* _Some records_
[start]

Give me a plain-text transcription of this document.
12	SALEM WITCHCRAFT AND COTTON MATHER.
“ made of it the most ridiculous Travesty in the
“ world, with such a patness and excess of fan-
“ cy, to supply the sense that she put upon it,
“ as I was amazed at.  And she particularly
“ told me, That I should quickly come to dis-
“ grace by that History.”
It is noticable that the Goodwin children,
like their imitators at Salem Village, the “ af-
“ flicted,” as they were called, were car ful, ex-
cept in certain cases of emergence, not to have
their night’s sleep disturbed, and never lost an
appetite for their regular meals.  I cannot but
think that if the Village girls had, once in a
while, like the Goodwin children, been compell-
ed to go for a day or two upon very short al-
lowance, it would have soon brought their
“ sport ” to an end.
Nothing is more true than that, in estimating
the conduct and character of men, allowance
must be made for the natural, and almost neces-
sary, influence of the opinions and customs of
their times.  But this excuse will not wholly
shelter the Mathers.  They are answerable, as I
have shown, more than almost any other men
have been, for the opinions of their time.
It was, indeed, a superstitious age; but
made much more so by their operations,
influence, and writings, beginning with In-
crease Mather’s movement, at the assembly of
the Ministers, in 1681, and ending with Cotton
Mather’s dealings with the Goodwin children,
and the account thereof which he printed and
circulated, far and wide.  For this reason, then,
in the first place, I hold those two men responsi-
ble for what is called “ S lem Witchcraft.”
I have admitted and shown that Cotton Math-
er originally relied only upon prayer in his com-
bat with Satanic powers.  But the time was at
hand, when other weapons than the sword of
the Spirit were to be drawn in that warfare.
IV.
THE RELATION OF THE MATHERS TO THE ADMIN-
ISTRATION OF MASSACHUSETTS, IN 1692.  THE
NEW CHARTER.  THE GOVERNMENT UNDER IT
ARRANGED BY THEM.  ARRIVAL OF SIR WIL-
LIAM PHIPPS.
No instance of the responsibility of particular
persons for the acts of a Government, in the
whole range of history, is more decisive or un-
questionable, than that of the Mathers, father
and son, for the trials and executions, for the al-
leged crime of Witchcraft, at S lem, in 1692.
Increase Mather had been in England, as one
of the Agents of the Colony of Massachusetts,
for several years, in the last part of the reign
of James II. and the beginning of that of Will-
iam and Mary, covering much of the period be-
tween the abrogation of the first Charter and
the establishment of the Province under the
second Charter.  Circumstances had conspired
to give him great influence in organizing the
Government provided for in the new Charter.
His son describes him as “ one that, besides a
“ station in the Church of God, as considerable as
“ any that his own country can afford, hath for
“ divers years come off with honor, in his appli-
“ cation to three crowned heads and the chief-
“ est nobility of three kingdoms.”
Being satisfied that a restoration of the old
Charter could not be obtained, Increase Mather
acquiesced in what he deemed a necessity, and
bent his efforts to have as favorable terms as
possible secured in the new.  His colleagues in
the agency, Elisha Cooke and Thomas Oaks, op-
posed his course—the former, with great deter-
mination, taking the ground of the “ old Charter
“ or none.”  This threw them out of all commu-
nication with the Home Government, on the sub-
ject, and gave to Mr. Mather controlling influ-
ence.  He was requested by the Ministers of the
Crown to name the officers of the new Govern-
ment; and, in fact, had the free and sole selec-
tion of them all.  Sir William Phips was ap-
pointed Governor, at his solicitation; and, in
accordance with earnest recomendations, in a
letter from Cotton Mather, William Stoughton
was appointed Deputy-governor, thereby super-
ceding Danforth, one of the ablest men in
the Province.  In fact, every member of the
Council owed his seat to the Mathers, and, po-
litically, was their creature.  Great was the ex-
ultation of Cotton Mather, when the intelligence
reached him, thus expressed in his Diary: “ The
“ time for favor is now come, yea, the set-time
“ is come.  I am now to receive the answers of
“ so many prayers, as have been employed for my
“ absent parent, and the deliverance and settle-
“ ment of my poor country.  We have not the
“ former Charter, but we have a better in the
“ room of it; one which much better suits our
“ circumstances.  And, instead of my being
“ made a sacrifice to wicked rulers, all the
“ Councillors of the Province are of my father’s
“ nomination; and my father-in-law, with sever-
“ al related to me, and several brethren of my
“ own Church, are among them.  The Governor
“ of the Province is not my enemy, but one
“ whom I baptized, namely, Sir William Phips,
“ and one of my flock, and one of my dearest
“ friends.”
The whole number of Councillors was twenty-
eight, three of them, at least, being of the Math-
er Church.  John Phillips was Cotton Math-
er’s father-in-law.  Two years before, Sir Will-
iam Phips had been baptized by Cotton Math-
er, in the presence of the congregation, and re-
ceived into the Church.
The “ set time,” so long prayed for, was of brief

[end]

* _PROBLEM DETAILS_
Reproduce the data, keeping every line exactly the same.

* _TASK SOLUTION_
Give me a plain-text transcription of this document.
12	SALEM WITCHCRAFT AND COTTON MATHER.
“ made of it the most ridiculous Travesty in the
“ world, with such a patness and excess of fan-
“ cy, to supply the sense that she put upon it,
“ as I was amazed at.  And she particularly
“ told me, That I should quickly come to dis-
“ grace by that History.”
It is noticable that the Goodwin children,
like their imitators at Salem Village, the “ af-
“ flicted,” as they were called, were car ful, ex-
cept in certain cases of emergence, not to have
their night’s sleep disturbed, and never lost an
appetite for their regular meals.  I cannot but
think that if the Village girls had, once in a
while, like the Goodwin children, been compell-
ed to go for a day or two upon very short al-
lowance, it would have soon brought their
“ sport ” to an end.
Nothing is more true than that, in estimating
the conduct and character of men, allowance
must be made for the natural, and almost neces-
sary, influence of the opinions and customs of
their times.  But this excuse will not wholly
shelter the Mathers.  They are answerable, as I
have shown, more than almost any other men
have been, for the opinions of their time.
It was, indeed, a superstitious age; but
made much more so by their operations,
influence, and writings, beginning with In-
crease Mather’s movement, at the assembly of
the Ministers, in 1681, and ending with Cotton
Mather’s dealings with the Goodwin children,
and the account thereof which he printed and
circulated, far and wide.  For this reason, then,
in the first place, I hold those two men responsi-
ble for what is called “ S lem Witchcraft.”
I have admitted and shown that Cotton Math-
er originally relied only upon prayer in his com-
bat with Satanic powers.  But the time was at
hand, when other weapons than the sword of
the Spirit were to be drawn in that warfare.
IV.
THE RELATION OF THE MATHERS TO THE ADMIN-
ISTRATION OF MASSACHUSETTS, IN 1692.  THE
NEW CHARTER.  THE GOVERNMENT UNDER IT
ARRANGED BY THEM.  ARRIVAL OF SIR WIL-
LIAM PHIPPS.
No instance of the responsibility of particular
persons for the acts of a Government, in the
whole range of history, is more decisive or un-
questionable, than that of the Mathers, father
and son, for the trials and executions, for the al-
leged crime of Witchcraft, at S lem, in 1692.
Increase Mather had been in England, as one
of the Agents of the Colony of Massachusetts,
for several years, in the last part of the reign
of James II. and the beginning of that of Will-
iam and Mary, covering much of the period be-
tween the abrogation of the first Charter and
the establishment of the Province under the
second Charter.  Circumstances had conspired
to give him great influence in organizing the
Government provided for in the new Charter.
His son describes him as “ one that, besides a
“ station in the Church of God, as considerable as
“ any that his own country can afford, hath for
“ divers years come off with honor, in his appli-
“ cation to three crowned heads and the chief-
“ est nobility of three kingdoms.”
Being satisfied that a restoration of the old
Charter could not be obtained, Increase Mather
acquiesced in what he deemed a necessity, and
bent his efforts to have as favorable terms as
possible secured in the new.  His colleagues in
the agency, Elisha Cooke and Thomas Oaks, op-
posed his course—the former, with great deter-
mination, taking the ground of the “ old Charter
“ or none.”  This threw them out of all commu-
nication with the Home Government, on the sub-
ject, and gave to Mr. Mather controlling influ-
ence.  He was requested by the Ministers of the
Crown to name the officers of the new Govern-
ment; and, in fact, had the free and sole selec-
tion of them all.  Sir William Phips was ap-
pointed Governor, at his solicitation; and, in
accordance with earnest recomendations, in a
letter from Cotton Mather, William Stoughton
was appointed Deputy-governor, thereby super-
ceding Danforth, one of the ablest men in
the Province.  In fact, every member of the
Council owed his seat to the Mathers, and, po-
litically, was their creature.  Great was the ex-
ultation of Cotton Mather, when the intelligence
reached him, thus expressed in his Diary: “ The
“ time for favor is now come, yea, the set-time
“ is come.  I am now to receive the answers of
“ so many prayers, as have been employed for my
“ absent parent, and the deliverance and settle-
“ ment of my poor country.  We have not the
“ former Charter, but we have a better in the
“ room of it; one which much better suits our
“ circumstances.  And, instead of my being
“ made a sacrifice to wicked rulers, all the
“ Councillors of the Province are of my father’s
“ nomination; and my father-in-law, with sever-
“ al related to me, and several brethren of my
“ own Church, are among them.  The Governor
“ of the Province is not my enemy, but one
“ whom I baptized, namely, Sir William Phips,
“ and one of my flock, and one of my dearest
“ friends.”
The whole number of Councillors was twenty-
eight, three of them, at least, being of the Math-
er Church.  John Phillips was Cotton Math-
er’s father-in-law.  Two years before, Sir Will-
iam Phips had been baptized by Cotton Math-
er, in the presence of the congregation, and re-
ceived into the Church.
The “ set time,” so long prayed for, was of brief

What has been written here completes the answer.